DESCRIPTION OF THE TASK: Return the records word for word. Any pictures in them are not part of the copy.

=== Section Start ===

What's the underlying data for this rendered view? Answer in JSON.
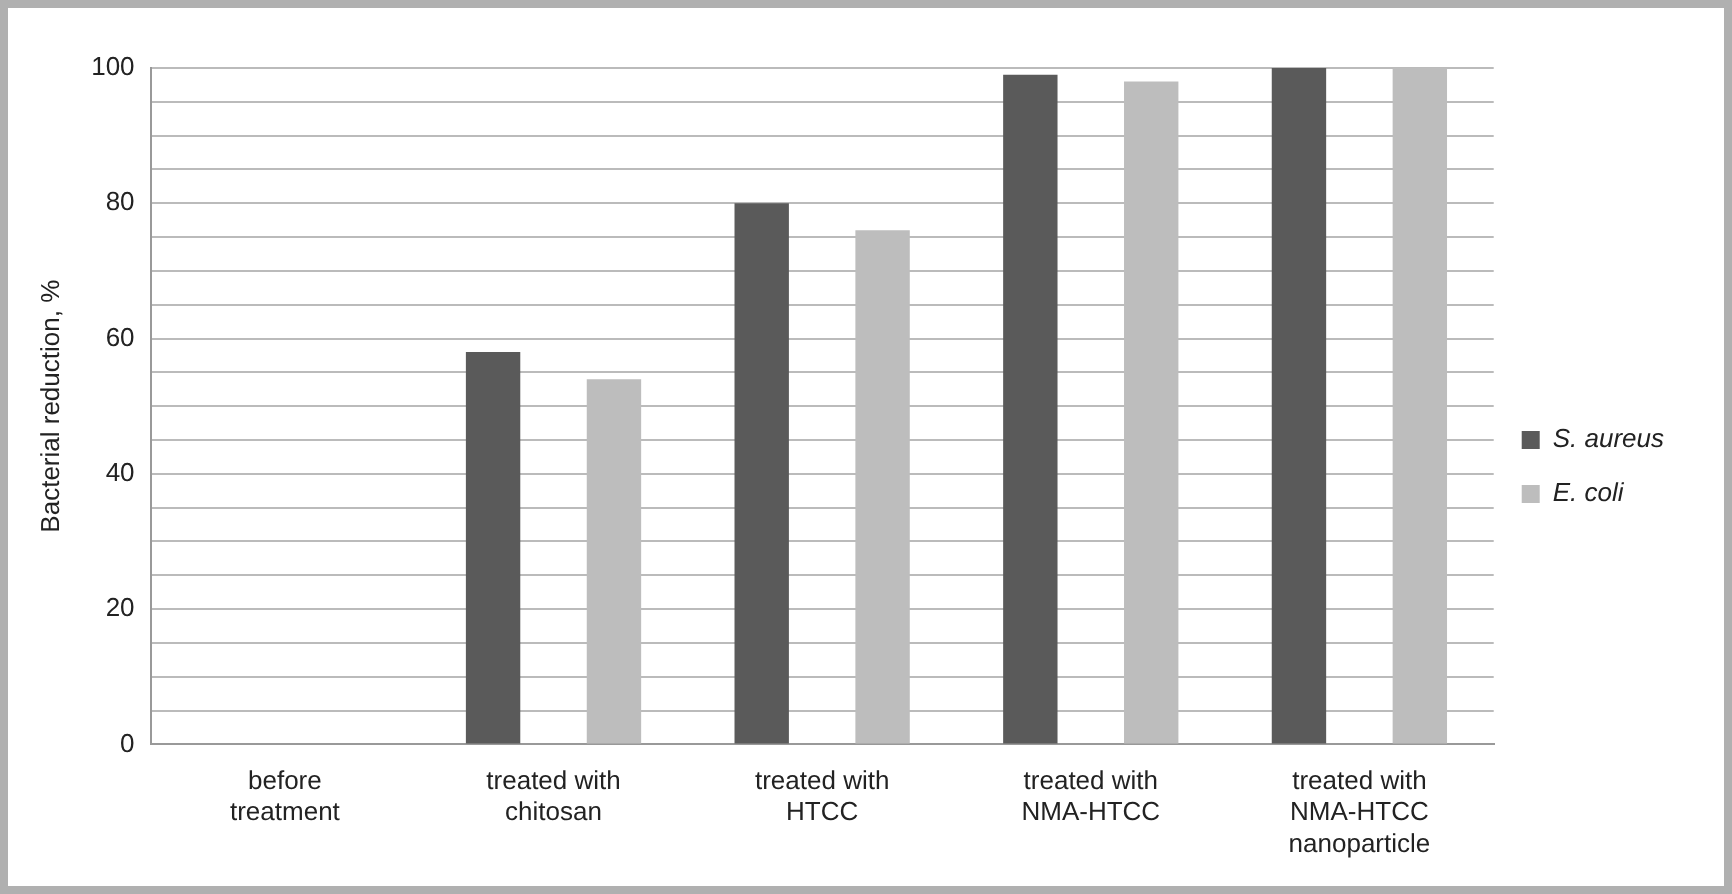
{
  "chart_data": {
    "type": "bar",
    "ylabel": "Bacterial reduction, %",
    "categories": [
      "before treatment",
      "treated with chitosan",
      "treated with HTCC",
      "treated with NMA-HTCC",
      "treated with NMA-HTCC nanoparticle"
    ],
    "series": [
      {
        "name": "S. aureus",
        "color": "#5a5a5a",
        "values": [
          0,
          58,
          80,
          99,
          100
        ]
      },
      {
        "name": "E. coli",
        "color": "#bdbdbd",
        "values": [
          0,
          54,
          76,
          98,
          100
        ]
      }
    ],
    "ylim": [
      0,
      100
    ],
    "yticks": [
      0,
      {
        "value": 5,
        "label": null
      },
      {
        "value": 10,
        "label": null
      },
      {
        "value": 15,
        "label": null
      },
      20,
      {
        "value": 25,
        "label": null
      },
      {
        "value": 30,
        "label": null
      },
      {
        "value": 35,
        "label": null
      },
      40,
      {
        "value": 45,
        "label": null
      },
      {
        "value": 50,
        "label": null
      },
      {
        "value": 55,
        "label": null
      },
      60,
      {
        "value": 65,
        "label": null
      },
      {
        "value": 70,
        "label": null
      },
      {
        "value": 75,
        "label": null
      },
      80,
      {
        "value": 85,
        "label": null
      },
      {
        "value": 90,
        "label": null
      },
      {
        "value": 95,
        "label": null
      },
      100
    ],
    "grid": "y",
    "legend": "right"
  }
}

=== Section End ===

RESPONSE AREA:
What's the underlying data for this rendered view? Answer in JSON.
{
  "chart_data": {
    "type": "bar",
    "ylabel": "Bacterial reduction, %",
    "categories": [
      "before treatment",
      "treated with chitosan",
      "treated with HTCC",
      "treated with NMA-HTCC",
      "treated with NMA-HTCC nanoparticle"
    ],
    "series": [
      {
        "name": "S. aureus",
        "color": "#5a5a5a",
        "values": [
          0,
          58,
          80,
          99,
          100
        ]
      },
      {
        "name": "E. coli",
        "color": "#bdbdbd",
        "values": [
          0,
          54,
          76,
          98,
          100
        ]
      }
    ],
    "ylim": [
      0,
      100
    ],
    "yticks": [
      0,
      {
        "value": 5,
        "label": null
      },
      {
        "value": 10,
        "label": null
      },
      {
        "value": 15,
        "label": null
      },
      20,
      {
        "value": 25,
        "label": null
      },
      {
        "value": 30,
        "label": null
      },
      {
        "value": 35,
        "label": null
      },
      40,
      {
        "value": 45,
        "label": null
      },
      {
        "value": 50,
        "label": null
      },
      {
        "value": 55,
        "label": null
      },
      60,
      {
        "value": 65,
        "label": null
      },
      {
        "value": 70,
        "label": null
      },
      {
        "value": 75,
        "label": null
      },
      80,
      {
        "value": 85,
        "label": null
      },
      {
        "value": 90,
        "label": null
      },
      {
        "value": 95,
        "label": null
      },
      100
    ],
    "grid": "y",
    "legend": "right"
  }
}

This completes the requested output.